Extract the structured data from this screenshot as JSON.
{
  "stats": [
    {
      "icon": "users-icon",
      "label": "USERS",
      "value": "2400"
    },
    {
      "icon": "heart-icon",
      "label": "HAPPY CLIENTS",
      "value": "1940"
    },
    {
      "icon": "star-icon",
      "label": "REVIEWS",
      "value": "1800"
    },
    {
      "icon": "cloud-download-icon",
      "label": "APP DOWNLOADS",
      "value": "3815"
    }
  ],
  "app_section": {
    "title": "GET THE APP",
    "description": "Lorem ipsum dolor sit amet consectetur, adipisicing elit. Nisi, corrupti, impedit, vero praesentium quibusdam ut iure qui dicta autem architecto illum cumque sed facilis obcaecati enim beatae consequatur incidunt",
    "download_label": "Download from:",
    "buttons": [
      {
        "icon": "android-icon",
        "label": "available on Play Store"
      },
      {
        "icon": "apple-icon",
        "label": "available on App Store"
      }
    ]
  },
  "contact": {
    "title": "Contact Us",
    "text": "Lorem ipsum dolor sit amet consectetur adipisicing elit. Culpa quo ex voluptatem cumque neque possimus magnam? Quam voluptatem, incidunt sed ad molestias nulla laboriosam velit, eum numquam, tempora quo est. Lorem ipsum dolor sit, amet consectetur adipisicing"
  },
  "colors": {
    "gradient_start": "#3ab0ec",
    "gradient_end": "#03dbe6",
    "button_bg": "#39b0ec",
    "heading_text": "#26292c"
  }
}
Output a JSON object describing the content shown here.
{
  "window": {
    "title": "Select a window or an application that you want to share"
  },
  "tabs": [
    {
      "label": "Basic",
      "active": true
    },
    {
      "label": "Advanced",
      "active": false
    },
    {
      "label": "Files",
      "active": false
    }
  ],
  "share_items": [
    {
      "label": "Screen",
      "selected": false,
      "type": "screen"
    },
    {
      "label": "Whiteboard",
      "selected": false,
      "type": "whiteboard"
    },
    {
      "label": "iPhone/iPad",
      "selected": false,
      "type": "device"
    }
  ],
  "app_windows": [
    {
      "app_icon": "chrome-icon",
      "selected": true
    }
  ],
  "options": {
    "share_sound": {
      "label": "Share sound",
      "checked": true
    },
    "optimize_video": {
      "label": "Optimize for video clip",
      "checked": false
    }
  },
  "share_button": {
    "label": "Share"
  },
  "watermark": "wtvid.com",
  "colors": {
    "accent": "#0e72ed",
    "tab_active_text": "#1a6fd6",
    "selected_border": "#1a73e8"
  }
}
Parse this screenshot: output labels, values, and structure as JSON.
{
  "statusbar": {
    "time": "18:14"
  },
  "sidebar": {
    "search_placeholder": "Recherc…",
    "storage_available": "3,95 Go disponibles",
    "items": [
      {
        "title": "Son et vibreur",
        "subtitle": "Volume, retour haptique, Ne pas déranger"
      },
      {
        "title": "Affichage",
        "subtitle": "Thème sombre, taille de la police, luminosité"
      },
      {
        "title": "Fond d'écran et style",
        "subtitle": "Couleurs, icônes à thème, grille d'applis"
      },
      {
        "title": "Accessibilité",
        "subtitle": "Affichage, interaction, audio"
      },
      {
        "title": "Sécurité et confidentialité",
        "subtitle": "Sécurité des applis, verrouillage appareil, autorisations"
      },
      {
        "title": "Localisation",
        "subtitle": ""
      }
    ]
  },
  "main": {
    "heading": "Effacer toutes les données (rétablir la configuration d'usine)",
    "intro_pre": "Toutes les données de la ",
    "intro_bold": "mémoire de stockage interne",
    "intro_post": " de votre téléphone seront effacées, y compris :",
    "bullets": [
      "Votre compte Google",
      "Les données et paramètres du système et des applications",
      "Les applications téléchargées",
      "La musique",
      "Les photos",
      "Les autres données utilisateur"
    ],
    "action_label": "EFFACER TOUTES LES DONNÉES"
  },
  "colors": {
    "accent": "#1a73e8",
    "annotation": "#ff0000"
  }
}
——
→ **Aim**: Repeat exactly the lines starting at the line with "Parse this screenshot: output" and ending with the final line of the entries. Include nothing else.

→ **The output**:
Parse this screenshot: output labels, values, and structure as JSON.
{
  "statusbar": {
    "time": "18:14"
  },
  "sidebar": {
    "search_placeholder": "Recherc…",
    "storage_available": "3,95 Go disponibles",
    "items": [
      {
        "title": "Son et vibreur",
        "subtitle": "Volume, retour haptique, Ne pas déranger"
      },
      {
        "title": "Affichage",
        "subtitle": "Thème sombre, taille de la police, luminosité"
      },
      {
        "title": "Fond d'écran et style",
        "subtitle": "Couleurs, icônes à thème, grille d'applis"
      },
      {
        "title": "Accessibilité",
        "subtitle": "Affichage, interaction, audio"
      },
      {
        "title": "Sécurité et confidentialité",
        "subtitle": "Sécurité des applis, verrouillage appareil, autorisations"
      },
      {
        "title": "Localisation",
        "subtitle": ""
      }
    ]
  },
  "main": {
    "heading": "Effacer toutes les données (rétablir la configuration d'usine)",
    "intro_pre": "Toutes les données de la ",
    "intro_bold": "mémoire de stockage interne",
    "intro_post": " de votre téléphone seront effacées, y compris :",
    "bullets": [
      "Votre compte Google",
      "Les données et paramètres du système et des applications",
      "Les applications téléchargées",
      "La musique",
      "Les photos",
      "Les autres données utilisateur"
    ],
    "action_label": "EFFACER TOUTES LES DONNÉES"
  },
  "colors": {
    "accent": "#1a73e8",
    "annotation": "#ff0000"
  }
}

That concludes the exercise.